"""
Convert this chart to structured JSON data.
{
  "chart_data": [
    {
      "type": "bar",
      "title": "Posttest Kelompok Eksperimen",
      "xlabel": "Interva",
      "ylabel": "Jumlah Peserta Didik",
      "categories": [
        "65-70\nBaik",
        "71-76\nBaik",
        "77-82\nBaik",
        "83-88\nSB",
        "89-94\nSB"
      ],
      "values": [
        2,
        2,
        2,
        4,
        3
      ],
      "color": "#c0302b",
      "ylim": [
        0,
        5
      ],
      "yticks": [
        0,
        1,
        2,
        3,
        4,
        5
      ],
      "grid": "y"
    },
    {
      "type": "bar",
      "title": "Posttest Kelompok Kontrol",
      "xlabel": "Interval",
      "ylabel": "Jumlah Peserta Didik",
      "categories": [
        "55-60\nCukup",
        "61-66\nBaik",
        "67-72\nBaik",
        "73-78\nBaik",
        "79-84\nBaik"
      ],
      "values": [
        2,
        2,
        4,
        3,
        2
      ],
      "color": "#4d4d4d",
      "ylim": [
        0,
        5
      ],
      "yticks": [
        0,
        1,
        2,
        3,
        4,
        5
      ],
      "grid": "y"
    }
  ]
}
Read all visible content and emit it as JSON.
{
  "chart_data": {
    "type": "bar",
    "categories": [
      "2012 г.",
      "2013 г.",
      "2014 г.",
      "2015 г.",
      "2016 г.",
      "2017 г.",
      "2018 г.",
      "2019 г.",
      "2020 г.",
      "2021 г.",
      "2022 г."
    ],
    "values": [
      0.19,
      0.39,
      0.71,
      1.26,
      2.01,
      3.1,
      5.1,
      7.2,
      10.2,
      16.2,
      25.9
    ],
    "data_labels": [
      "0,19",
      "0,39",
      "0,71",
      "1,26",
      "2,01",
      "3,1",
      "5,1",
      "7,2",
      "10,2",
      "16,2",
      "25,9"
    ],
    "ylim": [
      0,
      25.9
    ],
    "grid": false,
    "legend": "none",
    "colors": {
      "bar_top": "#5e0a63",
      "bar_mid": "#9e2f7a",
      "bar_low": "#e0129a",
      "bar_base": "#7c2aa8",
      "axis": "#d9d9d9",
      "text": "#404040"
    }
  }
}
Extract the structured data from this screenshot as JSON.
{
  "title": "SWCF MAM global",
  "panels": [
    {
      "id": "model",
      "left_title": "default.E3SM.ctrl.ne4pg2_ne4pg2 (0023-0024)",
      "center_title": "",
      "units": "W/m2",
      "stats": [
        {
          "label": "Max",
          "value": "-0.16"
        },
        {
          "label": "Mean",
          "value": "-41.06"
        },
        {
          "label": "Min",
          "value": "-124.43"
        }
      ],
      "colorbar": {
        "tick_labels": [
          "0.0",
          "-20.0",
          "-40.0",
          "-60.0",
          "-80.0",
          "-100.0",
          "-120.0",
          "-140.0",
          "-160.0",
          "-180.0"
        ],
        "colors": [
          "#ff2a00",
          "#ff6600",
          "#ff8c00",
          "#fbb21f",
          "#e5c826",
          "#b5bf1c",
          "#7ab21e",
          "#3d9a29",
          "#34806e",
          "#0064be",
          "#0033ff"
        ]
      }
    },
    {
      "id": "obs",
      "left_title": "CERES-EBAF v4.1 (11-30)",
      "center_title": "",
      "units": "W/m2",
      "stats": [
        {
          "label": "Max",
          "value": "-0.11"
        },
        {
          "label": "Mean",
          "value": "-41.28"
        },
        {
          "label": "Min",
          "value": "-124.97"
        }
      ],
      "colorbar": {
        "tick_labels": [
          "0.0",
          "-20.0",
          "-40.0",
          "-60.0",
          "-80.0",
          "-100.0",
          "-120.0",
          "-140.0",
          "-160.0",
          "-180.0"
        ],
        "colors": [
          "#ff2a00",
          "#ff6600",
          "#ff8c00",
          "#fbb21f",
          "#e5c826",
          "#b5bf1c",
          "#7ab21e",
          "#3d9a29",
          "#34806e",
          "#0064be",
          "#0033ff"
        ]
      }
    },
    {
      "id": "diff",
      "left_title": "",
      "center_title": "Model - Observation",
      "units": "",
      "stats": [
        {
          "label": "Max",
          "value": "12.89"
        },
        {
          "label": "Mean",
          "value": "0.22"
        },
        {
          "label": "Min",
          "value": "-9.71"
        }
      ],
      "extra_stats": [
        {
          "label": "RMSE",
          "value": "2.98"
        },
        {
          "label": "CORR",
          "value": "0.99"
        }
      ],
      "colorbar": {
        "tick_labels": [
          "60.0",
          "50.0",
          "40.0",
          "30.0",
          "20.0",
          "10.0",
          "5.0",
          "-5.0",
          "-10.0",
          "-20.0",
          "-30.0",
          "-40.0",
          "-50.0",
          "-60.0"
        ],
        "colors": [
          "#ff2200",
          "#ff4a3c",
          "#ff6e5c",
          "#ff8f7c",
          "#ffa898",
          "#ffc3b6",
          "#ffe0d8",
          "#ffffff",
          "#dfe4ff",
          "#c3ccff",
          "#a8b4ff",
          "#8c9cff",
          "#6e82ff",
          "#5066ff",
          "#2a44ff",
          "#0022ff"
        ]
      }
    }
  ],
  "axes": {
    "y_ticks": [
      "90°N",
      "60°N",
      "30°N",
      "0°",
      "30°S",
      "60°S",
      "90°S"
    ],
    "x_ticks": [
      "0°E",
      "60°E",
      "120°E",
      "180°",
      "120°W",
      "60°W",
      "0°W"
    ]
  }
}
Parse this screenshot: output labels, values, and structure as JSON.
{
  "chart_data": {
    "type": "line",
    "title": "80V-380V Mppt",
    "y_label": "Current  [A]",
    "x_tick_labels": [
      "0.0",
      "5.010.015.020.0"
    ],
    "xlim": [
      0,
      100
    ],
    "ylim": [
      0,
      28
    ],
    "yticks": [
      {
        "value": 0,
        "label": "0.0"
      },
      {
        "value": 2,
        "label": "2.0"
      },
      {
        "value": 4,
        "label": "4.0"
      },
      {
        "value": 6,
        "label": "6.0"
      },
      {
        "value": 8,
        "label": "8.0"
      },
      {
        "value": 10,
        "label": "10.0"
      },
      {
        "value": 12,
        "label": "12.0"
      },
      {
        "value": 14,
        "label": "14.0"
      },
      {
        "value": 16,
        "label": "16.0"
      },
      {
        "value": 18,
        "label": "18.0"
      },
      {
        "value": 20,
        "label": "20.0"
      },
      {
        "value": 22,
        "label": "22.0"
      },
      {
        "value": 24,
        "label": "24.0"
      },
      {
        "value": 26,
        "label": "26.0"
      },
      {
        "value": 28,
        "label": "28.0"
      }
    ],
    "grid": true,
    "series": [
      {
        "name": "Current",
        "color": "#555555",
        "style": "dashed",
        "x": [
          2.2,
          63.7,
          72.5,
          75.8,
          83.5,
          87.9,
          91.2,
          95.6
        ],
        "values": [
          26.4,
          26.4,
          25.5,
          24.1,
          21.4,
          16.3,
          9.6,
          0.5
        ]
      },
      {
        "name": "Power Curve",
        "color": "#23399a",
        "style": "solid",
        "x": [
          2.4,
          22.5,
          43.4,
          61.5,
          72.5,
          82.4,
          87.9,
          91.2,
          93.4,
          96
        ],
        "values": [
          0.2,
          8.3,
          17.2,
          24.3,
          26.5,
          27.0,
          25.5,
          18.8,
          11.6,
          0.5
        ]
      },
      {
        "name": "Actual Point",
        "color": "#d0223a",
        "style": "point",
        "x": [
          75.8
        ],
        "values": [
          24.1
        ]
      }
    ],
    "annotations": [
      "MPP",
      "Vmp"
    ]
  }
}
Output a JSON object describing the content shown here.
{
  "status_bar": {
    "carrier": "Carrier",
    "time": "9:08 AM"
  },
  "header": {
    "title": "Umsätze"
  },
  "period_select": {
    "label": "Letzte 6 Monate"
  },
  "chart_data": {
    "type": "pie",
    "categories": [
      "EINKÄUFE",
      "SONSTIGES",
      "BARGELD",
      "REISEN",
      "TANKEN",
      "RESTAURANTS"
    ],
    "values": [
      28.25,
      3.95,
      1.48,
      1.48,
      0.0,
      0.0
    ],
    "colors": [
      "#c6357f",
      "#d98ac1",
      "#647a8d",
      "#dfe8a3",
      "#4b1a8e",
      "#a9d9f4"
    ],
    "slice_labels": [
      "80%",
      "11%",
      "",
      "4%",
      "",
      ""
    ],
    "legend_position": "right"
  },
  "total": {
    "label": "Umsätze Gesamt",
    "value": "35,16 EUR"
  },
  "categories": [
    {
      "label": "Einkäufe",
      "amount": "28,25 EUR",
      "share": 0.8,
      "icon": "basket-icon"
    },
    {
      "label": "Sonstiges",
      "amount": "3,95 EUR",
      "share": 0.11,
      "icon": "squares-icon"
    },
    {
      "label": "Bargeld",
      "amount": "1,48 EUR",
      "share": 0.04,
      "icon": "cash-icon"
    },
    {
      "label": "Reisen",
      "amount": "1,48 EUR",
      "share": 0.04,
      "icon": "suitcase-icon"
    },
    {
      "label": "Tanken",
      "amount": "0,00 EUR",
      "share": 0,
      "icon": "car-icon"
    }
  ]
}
"""
Exercise brief ->
From the records, copy every line that has the string "structured" in it.

Solution for this exercise ->
Convert this chart to structured JSON data.
Extract the structured data from this screenshot as JSON.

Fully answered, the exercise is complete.